§ **YOUR TASK**:
Repeat every line below exactly as it reads.

####

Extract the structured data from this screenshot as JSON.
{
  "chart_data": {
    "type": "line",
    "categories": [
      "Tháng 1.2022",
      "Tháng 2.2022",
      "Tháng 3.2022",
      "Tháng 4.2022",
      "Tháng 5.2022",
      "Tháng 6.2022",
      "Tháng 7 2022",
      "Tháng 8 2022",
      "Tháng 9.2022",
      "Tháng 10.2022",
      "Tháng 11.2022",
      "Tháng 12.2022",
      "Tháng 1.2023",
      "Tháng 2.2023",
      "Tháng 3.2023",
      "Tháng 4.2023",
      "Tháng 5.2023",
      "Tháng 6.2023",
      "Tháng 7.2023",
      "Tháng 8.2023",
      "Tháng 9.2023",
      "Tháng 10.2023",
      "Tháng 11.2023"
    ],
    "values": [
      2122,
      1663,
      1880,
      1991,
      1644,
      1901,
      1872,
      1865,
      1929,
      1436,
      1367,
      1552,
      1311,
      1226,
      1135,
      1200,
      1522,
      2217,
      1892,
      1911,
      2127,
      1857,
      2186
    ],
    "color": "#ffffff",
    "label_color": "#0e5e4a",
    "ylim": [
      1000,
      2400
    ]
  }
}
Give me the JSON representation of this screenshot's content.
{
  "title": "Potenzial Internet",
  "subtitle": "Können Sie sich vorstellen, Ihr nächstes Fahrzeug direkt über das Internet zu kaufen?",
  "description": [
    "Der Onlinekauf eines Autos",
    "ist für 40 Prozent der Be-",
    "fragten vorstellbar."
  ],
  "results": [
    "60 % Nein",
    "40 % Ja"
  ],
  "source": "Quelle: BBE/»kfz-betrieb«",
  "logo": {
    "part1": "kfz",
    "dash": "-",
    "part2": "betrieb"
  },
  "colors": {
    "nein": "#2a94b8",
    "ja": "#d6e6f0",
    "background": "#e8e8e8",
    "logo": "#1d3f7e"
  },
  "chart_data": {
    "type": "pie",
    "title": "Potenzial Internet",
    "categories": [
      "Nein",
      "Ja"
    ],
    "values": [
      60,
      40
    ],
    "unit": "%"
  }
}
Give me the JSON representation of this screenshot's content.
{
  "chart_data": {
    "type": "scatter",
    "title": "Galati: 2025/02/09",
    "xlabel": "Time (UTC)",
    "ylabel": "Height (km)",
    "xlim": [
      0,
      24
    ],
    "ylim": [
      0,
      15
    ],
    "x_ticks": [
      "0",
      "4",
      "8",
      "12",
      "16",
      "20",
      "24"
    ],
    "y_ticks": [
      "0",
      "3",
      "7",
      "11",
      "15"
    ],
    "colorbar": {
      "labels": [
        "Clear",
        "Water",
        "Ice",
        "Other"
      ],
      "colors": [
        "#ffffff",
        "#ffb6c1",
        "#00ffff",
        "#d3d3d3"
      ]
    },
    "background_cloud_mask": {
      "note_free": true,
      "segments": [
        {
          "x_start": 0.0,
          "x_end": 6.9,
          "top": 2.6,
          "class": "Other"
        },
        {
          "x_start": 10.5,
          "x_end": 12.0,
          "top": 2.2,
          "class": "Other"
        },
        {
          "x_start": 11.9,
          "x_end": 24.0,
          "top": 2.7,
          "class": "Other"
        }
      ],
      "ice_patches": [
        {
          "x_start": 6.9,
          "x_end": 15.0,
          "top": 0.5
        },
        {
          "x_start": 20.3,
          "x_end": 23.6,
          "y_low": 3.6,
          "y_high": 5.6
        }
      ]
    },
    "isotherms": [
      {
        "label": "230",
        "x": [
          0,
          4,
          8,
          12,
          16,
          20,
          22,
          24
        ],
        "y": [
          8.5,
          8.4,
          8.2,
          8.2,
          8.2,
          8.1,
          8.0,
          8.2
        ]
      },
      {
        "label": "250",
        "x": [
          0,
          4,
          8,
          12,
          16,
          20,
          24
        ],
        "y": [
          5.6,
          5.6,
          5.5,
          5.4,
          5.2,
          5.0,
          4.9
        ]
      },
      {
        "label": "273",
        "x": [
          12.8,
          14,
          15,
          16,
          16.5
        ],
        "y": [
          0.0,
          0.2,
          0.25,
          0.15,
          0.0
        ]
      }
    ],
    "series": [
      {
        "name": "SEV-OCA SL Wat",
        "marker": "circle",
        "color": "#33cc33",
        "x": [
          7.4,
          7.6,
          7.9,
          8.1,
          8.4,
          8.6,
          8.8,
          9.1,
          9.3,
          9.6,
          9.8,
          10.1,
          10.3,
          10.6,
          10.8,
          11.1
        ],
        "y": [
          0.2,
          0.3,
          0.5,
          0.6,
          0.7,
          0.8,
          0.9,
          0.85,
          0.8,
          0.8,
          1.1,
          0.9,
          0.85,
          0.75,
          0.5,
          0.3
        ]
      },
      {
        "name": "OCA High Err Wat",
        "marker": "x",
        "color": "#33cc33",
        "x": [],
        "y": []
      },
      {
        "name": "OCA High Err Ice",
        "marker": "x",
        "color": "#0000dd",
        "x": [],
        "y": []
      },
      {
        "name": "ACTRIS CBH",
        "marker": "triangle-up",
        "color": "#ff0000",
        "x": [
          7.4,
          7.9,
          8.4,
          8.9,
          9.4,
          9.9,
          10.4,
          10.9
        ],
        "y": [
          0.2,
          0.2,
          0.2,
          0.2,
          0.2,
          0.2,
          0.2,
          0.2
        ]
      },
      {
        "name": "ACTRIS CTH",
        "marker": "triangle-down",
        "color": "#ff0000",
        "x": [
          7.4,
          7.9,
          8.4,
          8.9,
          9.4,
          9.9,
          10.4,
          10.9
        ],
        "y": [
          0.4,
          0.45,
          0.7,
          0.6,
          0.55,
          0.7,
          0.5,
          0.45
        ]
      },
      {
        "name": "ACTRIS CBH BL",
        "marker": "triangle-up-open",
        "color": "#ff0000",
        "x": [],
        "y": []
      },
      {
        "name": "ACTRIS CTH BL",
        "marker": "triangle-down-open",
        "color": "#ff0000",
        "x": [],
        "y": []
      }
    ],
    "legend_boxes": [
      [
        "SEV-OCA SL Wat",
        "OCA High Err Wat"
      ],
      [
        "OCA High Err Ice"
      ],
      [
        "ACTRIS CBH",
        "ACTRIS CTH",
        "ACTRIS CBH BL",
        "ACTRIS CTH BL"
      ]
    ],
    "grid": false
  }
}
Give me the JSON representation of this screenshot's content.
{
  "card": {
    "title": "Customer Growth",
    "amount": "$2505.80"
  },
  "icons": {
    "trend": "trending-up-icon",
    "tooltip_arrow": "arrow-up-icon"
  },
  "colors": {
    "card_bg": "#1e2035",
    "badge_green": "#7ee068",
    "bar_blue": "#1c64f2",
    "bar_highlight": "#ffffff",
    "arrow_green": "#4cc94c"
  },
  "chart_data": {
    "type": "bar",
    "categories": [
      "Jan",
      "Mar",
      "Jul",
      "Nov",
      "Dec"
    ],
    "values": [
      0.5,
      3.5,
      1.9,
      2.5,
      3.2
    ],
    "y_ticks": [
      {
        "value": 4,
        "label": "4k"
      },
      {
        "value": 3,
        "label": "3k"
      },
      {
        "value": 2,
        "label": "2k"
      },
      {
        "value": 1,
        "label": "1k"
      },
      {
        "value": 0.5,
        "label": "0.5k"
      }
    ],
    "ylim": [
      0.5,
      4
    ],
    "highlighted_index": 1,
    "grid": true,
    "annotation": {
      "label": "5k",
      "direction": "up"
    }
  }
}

####

§ **OUTPUT OF THE TASK**:
Extract the structured data from this screenshot as JSON.
{
  "chart_data": {
    "type": "line",
    "categories": [
      "Tháng 1.2022",
      "Tháng 2.2022",
      "Tháng 3.2022",
      "Tháng 4.2022",
      "Tháng 5.2022",
      "Tháng 6.2022",
      "Tháng 7 2022",
      "Tháng 8 2022",
      "Tháng 9.2022",
      "Tháng 10.2022",
      "Tháng 11.2022",
      "Tháng 12.2022",
      "Tháng 1.2023",
      "Tháng 2.2023",
      "Tháng 3.2023",
      "Tháng 4.2023",
      "Tháng 5.2023",
      "Tháng 6.2023",
      "Tháng 7.2023",
      "Tháng 8.2023",
      "Tháng 9.2023",
      "Tháng 10.2023",
      "Tháng 11.2023"
    ],
    "values": [
      2122,
      1663,
      1880,
      1991,
      1644,
      1901,
      1872,
      1865,
      1929,
      1436,
      1367,
      1552,
      1311,
      1226,
      1135,
      1200,
      1522,
      2217,
      1892,
      1911,
      2127,
      1857,
      2186
    ],
    "color": "#ffffff",
    "label_color": "#0e5e4a",
    "ylim": [
      1000,
      2400
    ]
  }
}
Give me the JSON representation of this screenshot's content.
{
  "title": "Potenzial Internet",
  "subtitle": "Können Sie sich vorstellen, Ihr nächstes Fahrzeug direkt über das Internet zu kaufen?",
  "description": [
    "Der Onlinekauf eines Autos",
    "ist für 40 Prozent der Be-",
    "fragten vorstellbar."
  ],
  "results": [
    "60 % Nein",
    "40 % Ja"
  ],
  "source": "Quelle: BBE/»kfz-betrieb«",
  "logo": {
    "part1": "kfz",
    "dash": "-",
    "part2": "betrieb"
  },
  "colors": {
    "nein": "#2a94b8",
    "ja": "#d6e6f0",
    "background": "#e8e8e8",
    "logo": "#1d3f7e"
  },
  "chart_data": {
    "type": "pie",
    "title": "Potenzial Internet",
    "categories": [
      "Nein",
      "Ja"
    ],
    "values": [
      60,
      40
    ],
    "unit": "%"
  }
}
Give me the JSON representation of this screenshot's content.
{
  "chart_data": {
    "type": "scatter",
    "title": "Galati: 2025/02/09",
    "xlabel": "Time (UTC)",
    "ylabel": "Height (km)",
    "xlim": [
      0,
      24
    ],
    "ylim": [
      0,
      15
    ],
    "x_ticks": [
      "0",
      "4",
      "8",
      "12",
      "16",
      "20",
      "24"
    ],
    "y_ticks": [
      "0",
      "3",
      "7",
      "11",
      "15"
    ],
    "colorbar": {
      "labels": [
        "Clear",
        "Water",
        "Ice",
        "Other"
      ],
      "colors": [
        "#ffffff",
        "#ffb6c1",
        "#00ffff",
        "#d3d3d3"
      ]
    },
    "background_cloud_mask": {
      "note_free": true,
      "segments": [
        {
          "x_start": 0.0,
          "x_end": 6.9,
          "top": 2.6,
          "class": "Other"
        },
        {
          "x_start": 10.5,
          "x_end": 12.0,
          "top": 2.2,
          "class": "Other"
        },
        {
          "x_start": 11.9,
          "x_end": 24.0,
          "top": 2.7,
          "class": "Other"
        }
      ],
      "ice_patches": [
        {
          "x_start": 6.9,
          "x_end": 15.0,
          "top": 0.5
        },
        {
          "x_start": 20.3,
          "x_end": 23.6,
          "y_low": 3.6,
          "y_high": 5.6
        }
      ]
    },
    "isotherms": [
      {
        "label": "230",
        "x": [
          0,
          4,
          8,
          12,
          16,
          20,
          22,
          24
        ],
        "y": [
          8.5,
          8.4,
          8.2,
          8.2,
          8.2,
          8.1,
          8.0,
          8.2
        ]
      },
      {
        "label": "250",
        "x": [
          0,
          4,
          8,
          12,
          16,
          20,
          24
        ],
        "y": [
          5.6,
          5.6,
          5.5,
          5.4,
          5.2,
          5.0,
          4.9
        ]
      },
      {
        "label": "273",
        "x": [
          12.8,
          14,
          15,
          16,
          16.5
        ],
        "y": [
          0.0,
          0.2,
          0.25,
          0.15,
          0.0
        ]
      }
    ],
    "series": [
      {
        "name": "SEV-OCA SL Wat",
        "marker": "circle",
        "color": "#33cc33",
        "x": [
          7.4,
          7.6,
          7.9,
          8.1,
          8.4,
          8.6,
          8.8,
          9.1,
          9.3,
          9.6,
          9.8,
          10.1,
          10.3,
          10.6,
          10.8,
          11.1
        ],
        "y": [
          0.2,
          0.3,
          0.5,
          0.6,
          0.7,
          0.8,
          0.9,
          0.85,
          0.8,
          0.8,
          1.1,
          0.9,
          0.85,
          0.75,
          0.5,
          0.3
        ]
      },
      {
        "name": "OCA High Err Wat",
        "marker": "x",
        "color": "#33cc33",
        "x": [],
        "y": []
      },
      {
        "name": "OCA High Err Ice",
        "marker": "x",
        "color": "#0000dd",
        "x": [],
        "y": []
      },
      {
        "name": "ACTRIS CBH",
        "marker": "triangle-up",
        "color": "#ff0000",
        "x": [
          7.4,
          7.9,
          8.4,
          8.9,
          9.4,
          9.9,
          10.4,
          10.9
        ],
        "y": [
          0.2,
          0.2,
          0.2,
          0.2,
          0.2,
          0.2,
          0.2,
          0.2
        ]
      },
      {
        "name": "ACTRIS CTH",
        "marker": "triangle-down",
        "color": "#ff0000",
        "x": [
          7.4,
          7.9,
          8.4,
          8.9,
          9.4,
          9.9,
          10.4,
          10.9
        ],
        "y": [
          0.4,
          0.45,
          0.7,
          0.6,
          0.55,
          0.7,
          0.5,
          0.45
        ]
      },
      {
        "name": "ACTRIS CBH BL",
        "marker": "triangle-up-open",
        "color": "#ff0000",
        "x": [],
        "y": []
      },
      {
        "name": "ACTRIS CTH BL",
        "marker": "triangle-down-open",
        "color": "#ff0000",
        "x": [],
        "y": []
      }
    ],
    "legend_boxes": [
      [
        "SEV-OCA SL Wat",
        "OCA High Err Wat"
      ],
      [
        "OCA High Err Ice"
      ],
      [
        "ACTRIS CBH",
        "ACTRIS CTH",
        "ACTRIS CBH BL",
        "ACTRIS CTH BL"
      ]
    ],
    "grid": false
  }
}
Give me the JSON representation of this screenshot's content.
{
  "card": {
    "title": "Customer Growth",
    "amount": "$2505.80"
  },
  "icons": {
    "trend": "trending-up-icon",
    "tooltip_arrow": "arrow-up-icon"
  },
  "colors": {
    "card_bg": "#1e2035",
    "badge_green": "#7ee068",
    "bar_blue": "#1c64f2",
    "bar_highlight": "#ffffff",
    "arrow_green": "#4cc94c"
  },
  "chart_data": {
    "type": "bar",
    "categories": [
      "Jan",
      "Mar",
      "Jul",
      "Nov",
      "Dec"
    ],
    "values": [
      0.5,
      3.5,
      1.9,
      2.5,
      3.2
    ],
    "y_ticks": [
      {
        "value": 4,
        "label": "4k"
      },
      {
        "value": 3,
        "label": "3k"
      },
      {
        "value": 2,
        "label": "2k"
      },
      {
        "value": 1,
        "label": "1k"
      },
      {
        "value": 0.5,
        "label": "0.5k"
      }
    ],
    "ylim": [
      0.5,
      4
    ],
    "highlighted_index": 1,
    "grid": true,
    "annotation": {
      "label": "5k",
      "direction": "up"
    }
  }
}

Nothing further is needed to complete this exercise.